**** INPUT DATA ****

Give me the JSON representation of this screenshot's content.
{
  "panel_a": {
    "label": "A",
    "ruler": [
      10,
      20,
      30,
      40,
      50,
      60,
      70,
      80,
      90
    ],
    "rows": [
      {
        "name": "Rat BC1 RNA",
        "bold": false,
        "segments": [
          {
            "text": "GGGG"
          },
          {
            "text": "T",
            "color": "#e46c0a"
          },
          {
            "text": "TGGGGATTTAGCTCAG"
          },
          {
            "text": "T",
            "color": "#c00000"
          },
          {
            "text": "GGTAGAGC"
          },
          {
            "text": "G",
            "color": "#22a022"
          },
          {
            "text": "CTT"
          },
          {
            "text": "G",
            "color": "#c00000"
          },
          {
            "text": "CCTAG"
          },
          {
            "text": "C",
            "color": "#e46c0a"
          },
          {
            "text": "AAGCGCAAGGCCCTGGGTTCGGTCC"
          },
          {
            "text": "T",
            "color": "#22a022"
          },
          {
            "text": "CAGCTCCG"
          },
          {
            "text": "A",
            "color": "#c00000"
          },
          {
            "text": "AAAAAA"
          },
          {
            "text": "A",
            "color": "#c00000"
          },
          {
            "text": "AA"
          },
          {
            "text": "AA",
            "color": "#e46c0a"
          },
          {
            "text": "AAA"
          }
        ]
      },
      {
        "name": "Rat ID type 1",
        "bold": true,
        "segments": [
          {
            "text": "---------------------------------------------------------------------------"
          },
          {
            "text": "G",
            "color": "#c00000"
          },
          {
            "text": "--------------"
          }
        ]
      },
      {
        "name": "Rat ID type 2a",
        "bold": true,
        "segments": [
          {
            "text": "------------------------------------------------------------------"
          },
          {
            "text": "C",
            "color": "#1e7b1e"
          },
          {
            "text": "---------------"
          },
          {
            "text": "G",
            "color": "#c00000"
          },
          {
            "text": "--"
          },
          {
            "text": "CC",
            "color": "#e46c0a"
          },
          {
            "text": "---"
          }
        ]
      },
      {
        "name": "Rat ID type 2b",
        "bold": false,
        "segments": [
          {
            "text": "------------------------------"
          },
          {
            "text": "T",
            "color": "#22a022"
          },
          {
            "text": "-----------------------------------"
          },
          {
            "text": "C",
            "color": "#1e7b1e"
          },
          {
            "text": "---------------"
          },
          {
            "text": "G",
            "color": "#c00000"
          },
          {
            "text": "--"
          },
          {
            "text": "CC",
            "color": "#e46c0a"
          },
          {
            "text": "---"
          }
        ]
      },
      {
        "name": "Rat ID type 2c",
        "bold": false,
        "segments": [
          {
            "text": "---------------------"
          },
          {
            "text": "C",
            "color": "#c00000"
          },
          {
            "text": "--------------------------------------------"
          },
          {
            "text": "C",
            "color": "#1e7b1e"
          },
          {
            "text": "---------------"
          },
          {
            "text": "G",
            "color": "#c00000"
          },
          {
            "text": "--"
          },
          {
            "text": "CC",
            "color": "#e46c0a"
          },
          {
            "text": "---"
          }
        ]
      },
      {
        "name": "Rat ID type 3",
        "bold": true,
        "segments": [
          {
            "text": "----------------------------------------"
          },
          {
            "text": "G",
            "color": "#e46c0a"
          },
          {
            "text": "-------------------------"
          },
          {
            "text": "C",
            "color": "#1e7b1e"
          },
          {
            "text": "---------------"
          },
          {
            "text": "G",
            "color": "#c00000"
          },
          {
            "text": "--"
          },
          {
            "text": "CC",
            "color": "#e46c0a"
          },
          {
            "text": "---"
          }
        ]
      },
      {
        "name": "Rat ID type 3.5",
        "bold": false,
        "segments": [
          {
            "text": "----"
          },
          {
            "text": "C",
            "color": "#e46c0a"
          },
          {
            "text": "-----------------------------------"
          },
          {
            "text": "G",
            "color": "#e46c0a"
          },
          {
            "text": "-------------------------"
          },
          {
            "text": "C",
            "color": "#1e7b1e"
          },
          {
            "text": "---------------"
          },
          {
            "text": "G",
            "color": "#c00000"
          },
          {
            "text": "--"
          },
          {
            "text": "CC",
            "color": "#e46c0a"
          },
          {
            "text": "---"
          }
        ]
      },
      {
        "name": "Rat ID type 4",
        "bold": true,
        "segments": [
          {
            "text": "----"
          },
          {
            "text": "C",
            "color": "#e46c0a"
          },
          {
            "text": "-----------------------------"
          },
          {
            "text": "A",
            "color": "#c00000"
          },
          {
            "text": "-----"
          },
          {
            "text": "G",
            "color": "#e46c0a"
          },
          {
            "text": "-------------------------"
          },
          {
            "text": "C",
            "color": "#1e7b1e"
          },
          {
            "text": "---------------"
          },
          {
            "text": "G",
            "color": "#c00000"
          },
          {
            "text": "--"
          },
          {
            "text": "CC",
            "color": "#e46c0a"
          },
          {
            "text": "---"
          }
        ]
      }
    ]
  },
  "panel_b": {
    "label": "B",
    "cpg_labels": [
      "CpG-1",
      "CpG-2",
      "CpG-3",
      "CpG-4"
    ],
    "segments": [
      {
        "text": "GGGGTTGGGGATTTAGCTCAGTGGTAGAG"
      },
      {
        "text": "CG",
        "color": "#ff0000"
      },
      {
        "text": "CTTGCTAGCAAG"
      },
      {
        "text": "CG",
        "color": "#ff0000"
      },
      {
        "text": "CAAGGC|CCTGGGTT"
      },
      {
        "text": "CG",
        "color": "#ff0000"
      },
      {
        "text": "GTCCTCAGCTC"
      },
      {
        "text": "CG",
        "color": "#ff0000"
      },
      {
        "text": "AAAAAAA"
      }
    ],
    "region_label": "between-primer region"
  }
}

****

REQUIREMENT: Filter out every line that lacks the word "type", and copy the rest.

WRITTEN SOLUTION:
        "name": "Rat ID type 1",
        "name": "Rat ID type 2a",
        "name": "Rat ID type 2b",
        "name": "Rat ID type 2c",
        "name": "Rat ID type 3",
        "name": "Rat ID type 3.5",
        "name": "Rat ID type 4",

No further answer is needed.